● **PROVIDED INFORMATION**
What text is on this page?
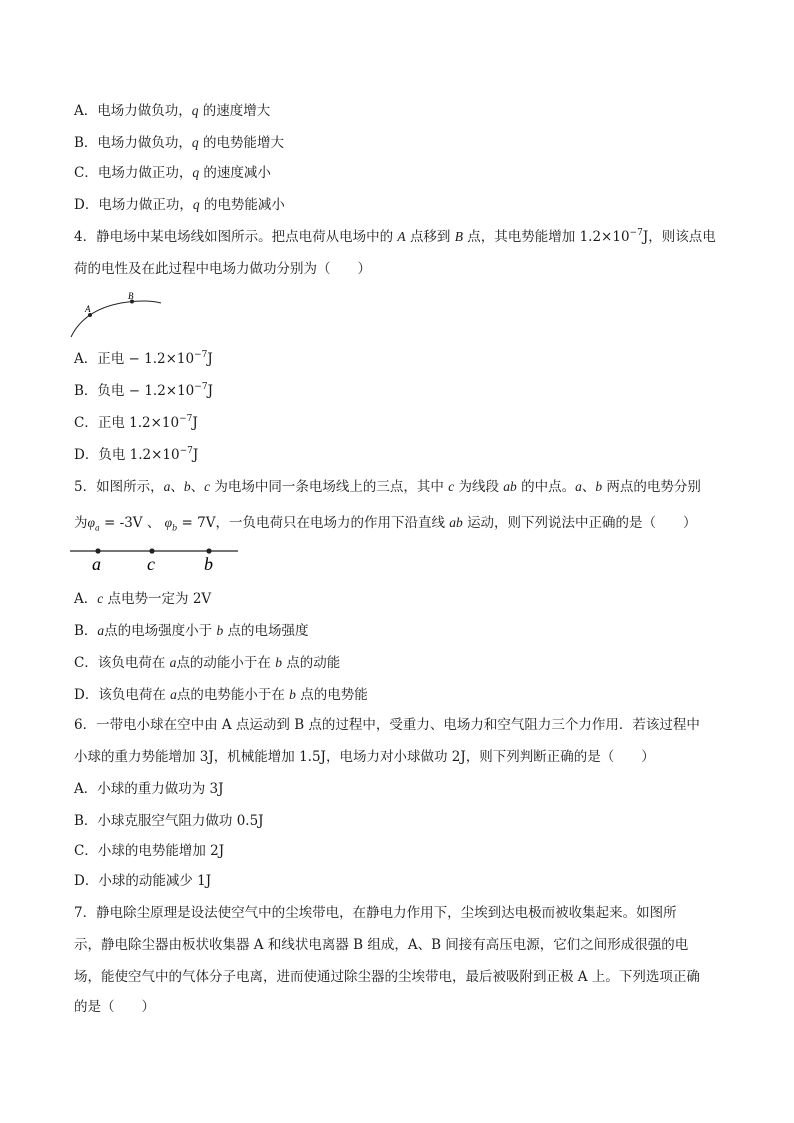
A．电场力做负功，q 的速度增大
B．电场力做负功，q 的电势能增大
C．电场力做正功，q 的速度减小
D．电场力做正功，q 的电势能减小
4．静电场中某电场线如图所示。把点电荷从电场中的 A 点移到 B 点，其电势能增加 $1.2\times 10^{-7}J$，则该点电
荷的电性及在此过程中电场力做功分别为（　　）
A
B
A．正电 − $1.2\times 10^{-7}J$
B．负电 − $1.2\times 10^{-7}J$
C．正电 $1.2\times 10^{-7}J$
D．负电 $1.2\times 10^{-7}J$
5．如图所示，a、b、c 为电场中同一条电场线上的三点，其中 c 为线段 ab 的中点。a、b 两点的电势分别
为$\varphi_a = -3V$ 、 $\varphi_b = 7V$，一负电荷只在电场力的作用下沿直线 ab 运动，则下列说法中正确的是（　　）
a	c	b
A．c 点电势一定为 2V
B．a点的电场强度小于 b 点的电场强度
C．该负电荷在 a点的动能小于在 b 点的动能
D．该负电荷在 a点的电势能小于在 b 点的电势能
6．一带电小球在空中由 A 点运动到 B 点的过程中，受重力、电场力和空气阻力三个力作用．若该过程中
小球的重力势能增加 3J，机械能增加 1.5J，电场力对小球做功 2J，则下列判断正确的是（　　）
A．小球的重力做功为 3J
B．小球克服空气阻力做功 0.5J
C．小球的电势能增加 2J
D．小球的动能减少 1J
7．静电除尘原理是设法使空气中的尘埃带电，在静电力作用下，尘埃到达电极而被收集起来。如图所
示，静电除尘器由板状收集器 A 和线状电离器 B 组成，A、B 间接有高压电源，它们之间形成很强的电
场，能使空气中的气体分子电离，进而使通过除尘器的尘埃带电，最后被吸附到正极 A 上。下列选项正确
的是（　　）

--

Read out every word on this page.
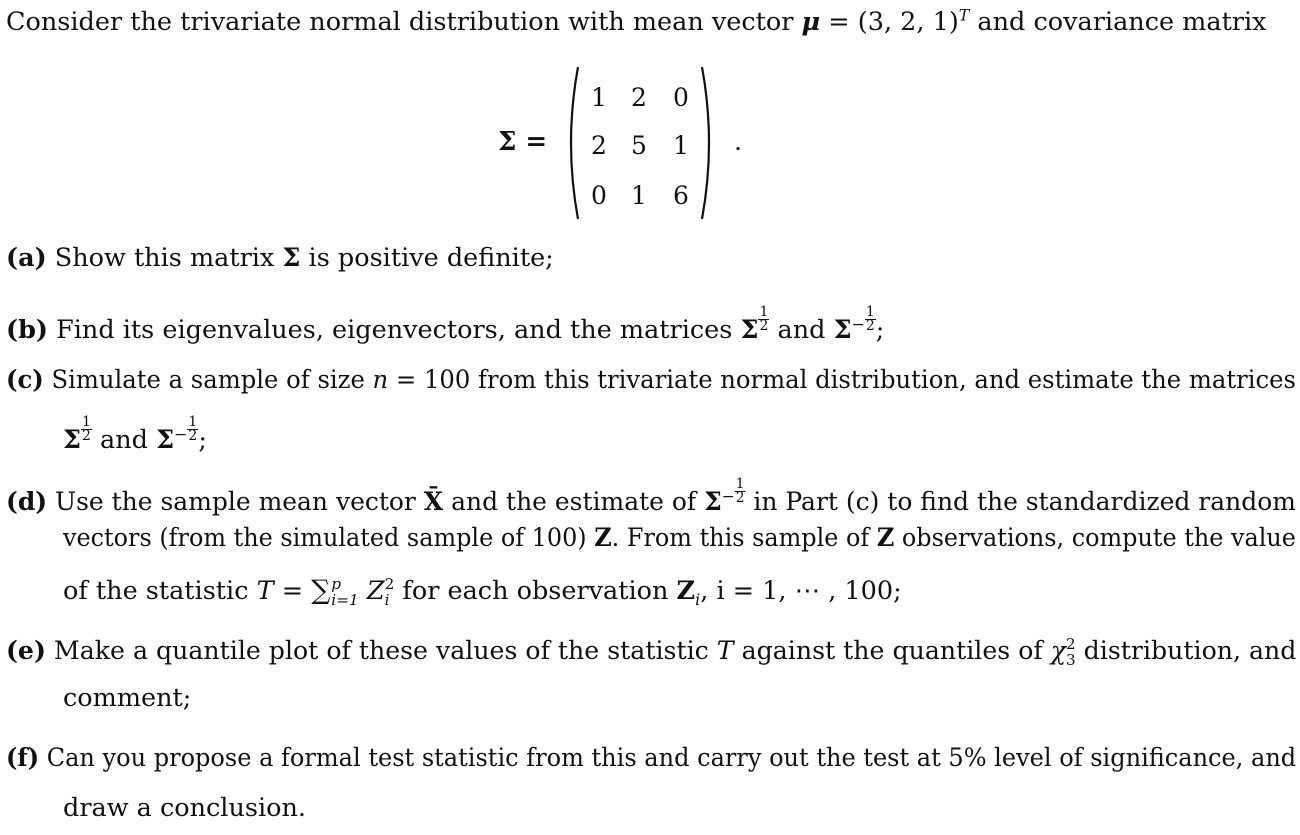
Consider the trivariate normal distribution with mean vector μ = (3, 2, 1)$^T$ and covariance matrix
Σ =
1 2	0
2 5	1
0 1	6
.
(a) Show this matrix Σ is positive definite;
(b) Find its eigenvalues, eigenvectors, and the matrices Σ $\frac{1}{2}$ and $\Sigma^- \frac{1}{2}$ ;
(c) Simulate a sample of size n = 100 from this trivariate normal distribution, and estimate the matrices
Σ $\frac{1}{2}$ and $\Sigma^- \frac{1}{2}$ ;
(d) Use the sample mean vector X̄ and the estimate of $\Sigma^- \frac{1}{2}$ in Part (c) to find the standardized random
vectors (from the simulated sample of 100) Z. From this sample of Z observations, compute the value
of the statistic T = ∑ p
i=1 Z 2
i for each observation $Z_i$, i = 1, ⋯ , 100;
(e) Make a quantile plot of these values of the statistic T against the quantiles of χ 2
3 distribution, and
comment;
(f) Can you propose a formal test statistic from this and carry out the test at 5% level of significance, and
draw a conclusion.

● **YOUR TASK**
Pick out the lines that include the word "matrix" and write them out.

● **TASK SOLUTION**
Consider the trivariate normal distribution with mean vector μ = (3, 2, 1)$^T$ and covariance matrix
(a) Show this matrix Σ is positive definite;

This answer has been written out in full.